Your task is to transcribe all of the data below exactly, omitting the images.

## Data for this exercise
=-=-=-=-=

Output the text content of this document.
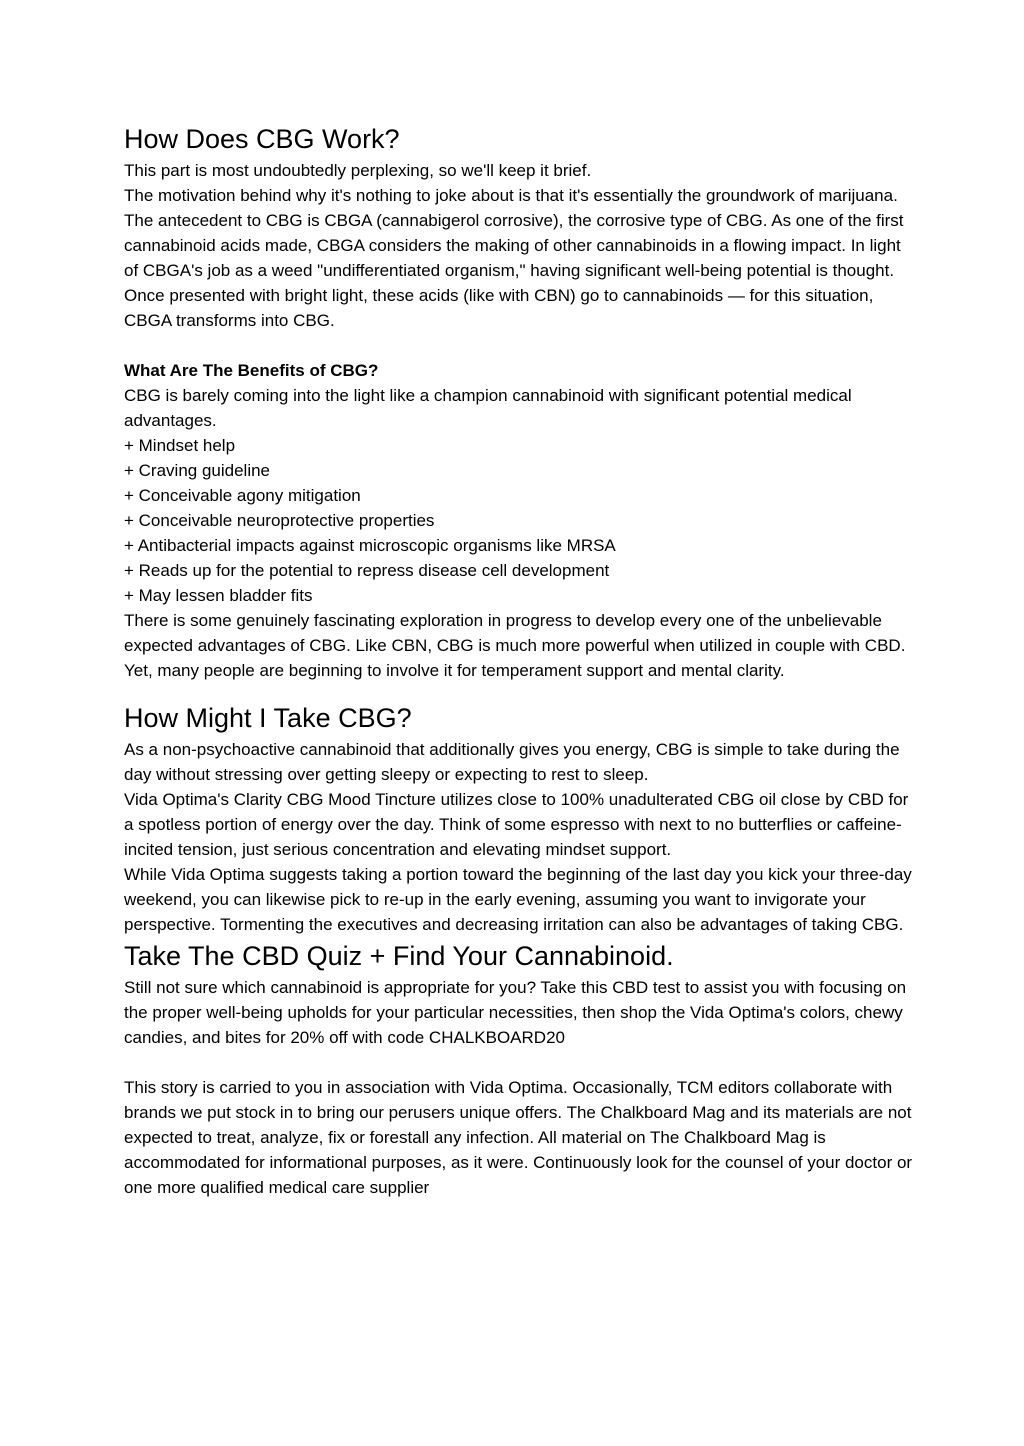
How Does CBG Work?

This part is most undoubtedly perplexing, so we'll keep it brief.

The motivation behind why it's nothing to joke about is that it's essentially the groundwork of marijuana. The antecedent to CBG is CBGA (cannabigerol corrosive), the corrosive type of CBG. As one of the first cannabinoid acids made, CBGA considers the making of other cannabinoids in a flowing impact. In light of CBGA's job as a weed "undifferentiated organism," having significant well-being potential is thought.

Once presented with bright light, these acids (like with CBN) go to cannabinoids — for this situation, CBGA transforms into CBG.

What Are The Benefits of CBG?

CBG is barely coming into the light like a champion cannabinoid with significant potential medical advantages.

+ Mindset help
+ Craving guideline
+ Conceivable agony mitigation
+ Conceivable neuroprotective properties
+ Antibacterial impacts against microscopic organisms like MRSA
+ Reads up for the potential to repress disease cell development
+ May lessen bladder fits

There is some genuinely fascinating exploration in progress to develop every one of the unbelievable expected advantages of CBG. Like CBN, CBG is much more powerful when utilized in couple with CBD. Yet, many people are beginning to involve it for temperament support and mental clarity.

How Might I Take CBG?

As a non-psychoactive cannabinoid that additionally gives you energy, CBG is simple to take during the day without stressing over getting sleepy or expecting to rest to sleep.

Vida Optima's Clarity CBG Mood Tincture utilizes close to 100% unadulterated CBG oil close by CBD for a spotless portion of energy over the day. Think of some espresso with next to no butterflies or caffeine-incited tension, just serious concentration and elevating mindset support.

While Vida Optima suggests taking a portion toward the beginning of the last day you kick your three-day weekend, you can likewise pick to re-up in the early evening, assuming you want to invigorate your perspective. Tormenting the executives and decreasing irritation can also be advantages of taking CBG.

Take The CBD Quiz + Find Your Cannabinoid.

Still not sure which cannabinoid is appropriate for you? Take this CBD test to assist you with focusing on the proper well-being upholds for your particular necessities, then shop the Vida Optima's colors, chewy candies, and bites for 20% off with code CHALKBOARD20

This story is carried to you in association with Vida Optima. Occasionally, TCM editors collaborate with brands we put stock in to bring our perusers unique offers. The Chalkboard Mag and its materials are not expected to treat, analyze, fix or forestall any infection. All material on The Chalkboard Mag is accommodated for informational purposes, as it were. Continuously look for the counsel of your doctor or one more qualified medical care supplier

=-=-=-=-=

## Solution
Output the text content of this document.
How Does CBG Work?

This part is most undoubtedly perplexing, so we'll keep it brief.

The motivation behind why it's nothing to joke about is that it's essentially the groundwork of marijuana. The antecedent to CBG is CBGA (cannabigerol corrosive), the corrosive type of CBG. As one of the first cannabinoid acids made, CBGA considers the making of other cannabinoids in a flowing impact. In light of CBGA's job as a weed "undifferentiated organism," having significant well-being potential is thought.

Once presented with bright light, these acids (like with CBN) go to cannabinoids — for this situation, CBGA transforms into CBG.

What Are The Benefits of CBG?

CBG is barely coming into the light like a champion cannabinoid with significant potential medical advantages.

+ Mindset help
+ Craving guideline
+ Conceivable agony mitigation
+ Conceivable neuroprotective properties
+ Antibacterial impacts against microscopic organisms like MRSA
+ Reads up for the potential to repress disease cell development
+ May lessen bladder fits

There is some genuinely fascinating exploration in progress to develop every one of the unbelievable expected advantages of CBG. Like CBN, CBG is much more powerful when utilized in couple with CBD. Yet, many people are beginning to involve it for temperament support and mental clarity.

How Might I Take CBG?

As a non-psychoactive cannabinoid that additionally gives you energy, CBG is simple to take during the day without stressing over getting sleepy or expecting to rest to sleep.

Vida Optima's Clarity CBG Mood Tincture utilizes close to 100% unadulterated CBG oil close by CBD for a spotless portion of energy over the day. Think of some espresso with next to no butterflies or caffeine-incited tension, just serious concentration and elevating mindset support.

While Vida Optima suggests taking a portion toward the beginning of the last day you kick your three-day weekend, you can likewise pick to re-up in the early evening, assuming you want to invigorate your perspective. Tormenting the executives and decreasing irritation can also be advantages of taking CBG.

Take The CBD Quiz + Find Your Cannabinoid.

Still not sure which cannabinoid is appropriate for you? Take this CBD test to assist you with focusing on the proper well-being upholds for your particular necessities, then shop the Vida Optima's colors, chewy candies, and bites for 20% off with code CHALKBOARD20

This story is carried to you in association with Vida Optima. Occasionally, TCM editors collaborate with brands we put stock in to bring our perusers unique offers. The Chalkboard Mag and its materials are not expected to treat, analyze, fix or forestall any infection. All material on The Chalkboard Mag is accommodated for informational purposes, as it were. Continuously look for the counsel of your doctor or one more qualified medical care supplier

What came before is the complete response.